== THE INPUT
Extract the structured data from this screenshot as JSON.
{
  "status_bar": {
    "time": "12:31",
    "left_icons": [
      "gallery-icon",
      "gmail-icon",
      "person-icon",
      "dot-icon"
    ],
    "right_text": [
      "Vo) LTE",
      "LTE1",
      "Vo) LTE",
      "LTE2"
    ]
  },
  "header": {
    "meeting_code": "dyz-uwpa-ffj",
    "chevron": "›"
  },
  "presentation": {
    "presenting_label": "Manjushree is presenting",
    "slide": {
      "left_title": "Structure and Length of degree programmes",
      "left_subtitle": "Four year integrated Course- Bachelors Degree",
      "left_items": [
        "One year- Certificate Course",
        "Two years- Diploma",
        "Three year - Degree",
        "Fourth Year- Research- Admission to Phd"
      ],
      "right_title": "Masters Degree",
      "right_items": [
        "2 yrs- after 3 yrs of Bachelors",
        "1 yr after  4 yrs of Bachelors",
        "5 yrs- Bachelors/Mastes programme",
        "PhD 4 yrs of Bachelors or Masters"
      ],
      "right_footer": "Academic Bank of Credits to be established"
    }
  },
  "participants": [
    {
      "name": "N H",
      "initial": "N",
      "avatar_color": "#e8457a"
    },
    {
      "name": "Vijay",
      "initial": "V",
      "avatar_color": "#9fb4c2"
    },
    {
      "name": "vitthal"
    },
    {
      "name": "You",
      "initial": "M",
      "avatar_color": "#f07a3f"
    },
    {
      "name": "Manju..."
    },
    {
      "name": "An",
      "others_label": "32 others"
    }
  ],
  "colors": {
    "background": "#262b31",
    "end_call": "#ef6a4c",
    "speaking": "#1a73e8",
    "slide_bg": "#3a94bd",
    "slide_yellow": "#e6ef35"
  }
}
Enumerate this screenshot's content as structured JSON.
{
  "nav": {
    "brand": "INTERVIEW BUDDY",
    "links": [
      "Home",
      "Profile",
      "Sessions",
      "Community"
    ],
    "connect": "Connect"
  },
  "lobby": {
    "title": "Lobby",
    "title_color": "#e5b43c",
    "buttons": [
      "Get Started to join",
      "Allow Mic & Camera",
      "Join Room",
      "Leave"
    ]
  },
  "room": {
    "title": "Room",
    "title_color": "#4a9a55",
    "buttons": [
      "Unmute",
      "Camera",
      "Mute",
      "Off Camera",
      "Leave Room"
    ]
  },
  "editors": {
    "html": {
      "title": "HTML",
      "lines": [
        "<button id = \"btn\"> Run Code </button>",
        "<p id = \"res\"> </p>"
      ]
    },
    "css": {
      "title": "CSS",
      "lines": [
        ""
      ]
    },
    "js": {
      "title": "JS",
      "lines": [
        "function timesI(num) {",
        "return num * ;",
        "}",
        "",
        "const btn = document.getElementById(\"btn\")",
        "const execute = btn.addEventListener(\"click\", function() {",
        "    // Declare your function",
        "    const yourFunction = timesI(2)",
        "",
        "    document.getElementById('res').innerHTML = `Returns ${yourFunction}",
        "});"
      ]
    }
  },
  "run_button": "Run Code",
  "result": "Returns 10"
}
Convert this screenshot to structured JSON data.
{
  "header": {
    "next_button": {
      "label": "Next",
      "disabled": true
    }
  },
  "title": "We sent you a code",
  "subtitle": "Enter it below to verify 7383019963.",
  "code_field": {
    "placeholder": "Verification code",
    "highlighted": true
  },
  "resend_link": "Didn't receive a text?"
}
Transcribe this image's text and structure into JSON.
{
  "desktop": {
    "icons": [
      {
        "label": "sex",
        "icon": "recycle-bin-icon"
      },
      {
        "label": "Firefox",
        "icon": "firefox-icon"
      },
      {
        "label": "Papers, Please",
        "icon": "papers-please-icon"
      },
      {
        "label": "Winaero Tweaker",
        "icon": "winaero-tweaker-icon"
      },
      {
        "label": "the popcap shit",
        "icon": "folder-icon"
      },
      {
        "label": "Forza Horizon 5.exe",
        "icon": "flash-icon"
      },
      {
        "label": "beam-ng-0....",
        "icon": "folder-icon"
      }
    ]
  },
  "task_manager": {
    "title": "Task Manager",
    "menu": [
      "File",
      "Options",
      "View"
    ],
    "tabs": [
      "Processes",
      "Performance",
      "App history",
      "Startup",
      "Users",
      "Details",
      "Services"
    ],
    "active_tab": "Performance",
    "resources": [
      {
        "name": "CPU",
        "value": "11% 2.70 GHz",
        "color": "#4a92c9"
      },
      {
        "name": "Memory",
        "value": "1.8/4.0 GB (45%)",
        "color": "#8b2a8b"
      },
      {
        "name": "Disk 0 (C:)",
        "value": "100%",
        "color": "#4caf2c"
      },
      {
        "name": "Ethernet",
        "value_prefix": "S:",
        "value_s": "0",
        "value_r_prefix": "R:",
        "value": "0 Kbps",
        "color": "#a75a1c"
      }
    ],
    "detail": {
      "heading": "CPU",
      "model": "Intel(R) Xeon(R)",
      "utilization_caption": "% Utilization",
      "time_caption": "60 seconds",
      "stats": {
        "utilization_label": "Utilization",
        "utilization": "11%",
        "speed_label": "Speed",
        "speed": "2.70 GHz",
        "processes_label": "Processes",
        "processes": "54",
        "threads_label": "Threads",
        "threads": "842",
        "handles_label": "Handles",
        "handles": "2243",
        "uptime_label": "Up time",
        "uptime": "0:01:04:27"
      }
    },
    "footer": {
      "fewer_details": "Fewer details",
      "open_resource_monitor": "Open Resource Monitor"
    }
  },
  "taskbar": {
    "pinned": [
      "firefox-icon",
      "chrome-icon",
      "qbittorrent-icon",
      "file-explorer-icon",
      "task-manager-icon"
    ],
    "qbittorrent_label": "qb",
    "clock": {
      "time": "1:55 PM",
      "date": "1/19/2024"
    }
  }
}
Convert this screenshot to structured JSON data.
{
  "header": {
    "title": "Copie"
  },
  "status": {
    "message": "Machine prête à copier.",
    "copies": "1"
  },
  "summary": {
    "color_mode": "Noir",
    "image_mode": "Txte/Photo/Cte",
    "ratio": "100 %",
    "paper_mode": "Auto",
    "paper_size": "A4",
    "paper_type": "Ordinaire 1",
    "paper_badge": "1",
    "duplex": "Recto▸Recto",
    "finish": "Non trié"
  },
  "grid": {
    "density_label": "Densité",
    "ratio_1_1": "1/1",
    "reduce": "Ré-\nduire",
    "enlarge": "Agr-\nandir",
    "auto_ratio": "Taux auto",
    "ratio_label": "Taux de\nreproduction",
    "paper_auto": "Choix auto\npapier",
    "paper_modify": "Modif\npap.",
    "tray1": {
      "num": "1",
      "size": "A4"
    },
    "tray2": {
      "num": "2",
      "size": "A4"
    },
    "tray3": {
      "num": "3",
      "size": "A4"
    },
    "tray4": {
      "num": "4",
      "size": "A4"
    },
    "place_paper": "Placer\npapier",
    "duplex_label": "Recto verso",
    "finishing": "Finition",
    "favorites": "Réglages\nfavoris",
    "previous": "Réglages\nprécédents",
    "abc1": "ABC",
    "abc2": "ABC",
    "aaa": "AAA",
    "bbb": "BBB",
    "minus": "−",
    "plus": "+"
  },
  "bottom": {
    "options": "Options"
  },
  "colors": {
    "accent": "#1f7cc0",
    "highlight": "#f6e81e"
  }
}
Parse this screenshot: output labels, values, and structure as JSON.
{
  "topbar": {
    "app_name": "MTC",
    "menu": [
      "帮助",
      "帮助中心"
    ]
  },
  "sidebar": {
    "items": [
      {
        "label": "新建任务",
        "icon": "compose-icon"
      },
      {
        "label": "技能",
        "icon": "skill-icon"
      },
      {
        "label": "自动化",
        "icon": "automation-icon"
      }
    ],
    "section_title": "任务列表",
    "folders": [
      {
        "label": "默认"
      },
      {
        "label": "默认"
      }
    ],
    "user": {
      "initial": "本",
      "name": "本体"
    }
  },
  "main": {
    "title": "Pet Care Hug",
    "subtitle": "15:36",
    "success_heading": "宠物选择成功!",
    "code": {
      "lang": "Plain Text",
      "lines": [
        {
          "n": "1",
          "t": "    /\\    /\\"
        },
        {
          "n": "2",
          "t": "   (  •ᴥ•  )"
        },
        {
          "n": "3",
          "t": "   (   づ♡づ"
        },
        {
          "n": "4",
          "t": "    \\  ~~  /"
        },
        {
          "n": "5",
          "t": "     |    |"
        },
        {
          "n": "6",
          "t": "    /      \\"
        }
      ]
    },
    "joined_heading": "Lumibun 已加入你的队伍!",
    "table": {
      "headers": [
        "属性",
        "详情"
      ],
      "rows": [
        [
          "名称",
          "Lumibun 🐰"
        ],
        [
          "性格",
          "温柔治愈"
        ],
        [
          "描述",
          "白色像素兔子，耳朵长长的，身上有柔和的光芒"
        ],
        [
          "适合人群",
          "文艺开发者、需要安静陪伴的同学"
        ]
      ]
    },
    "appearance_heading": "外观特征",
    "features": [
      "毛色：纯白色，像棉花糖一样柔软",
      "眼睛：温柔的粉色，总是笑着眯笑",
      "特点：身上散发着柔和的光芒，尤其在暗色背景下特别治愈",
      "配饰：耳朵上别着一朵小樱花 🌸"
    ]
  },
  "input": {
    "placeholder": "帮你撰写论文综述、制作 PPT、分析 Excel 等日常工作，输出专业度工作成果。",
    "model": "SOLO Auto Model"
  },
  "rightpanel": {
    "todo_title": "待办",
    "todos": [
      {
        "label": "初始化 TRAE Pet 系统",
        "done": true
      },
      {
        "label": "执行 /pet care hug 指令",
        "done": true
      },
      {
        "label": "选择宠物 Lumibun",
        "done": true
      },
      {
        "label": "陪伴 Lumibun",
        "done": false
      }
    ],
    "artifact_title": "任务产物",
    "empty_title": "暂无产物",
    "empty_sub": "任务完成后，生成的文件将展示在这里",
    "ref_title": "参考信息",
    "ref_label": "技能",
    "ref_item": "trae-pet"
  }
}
====
## TASK GOAL
Which lines include the word "Recto"? List them all.

## FINAL RESULT
    "duplex": "Recto▸Recto",
    "duplex_label": "Recto verso",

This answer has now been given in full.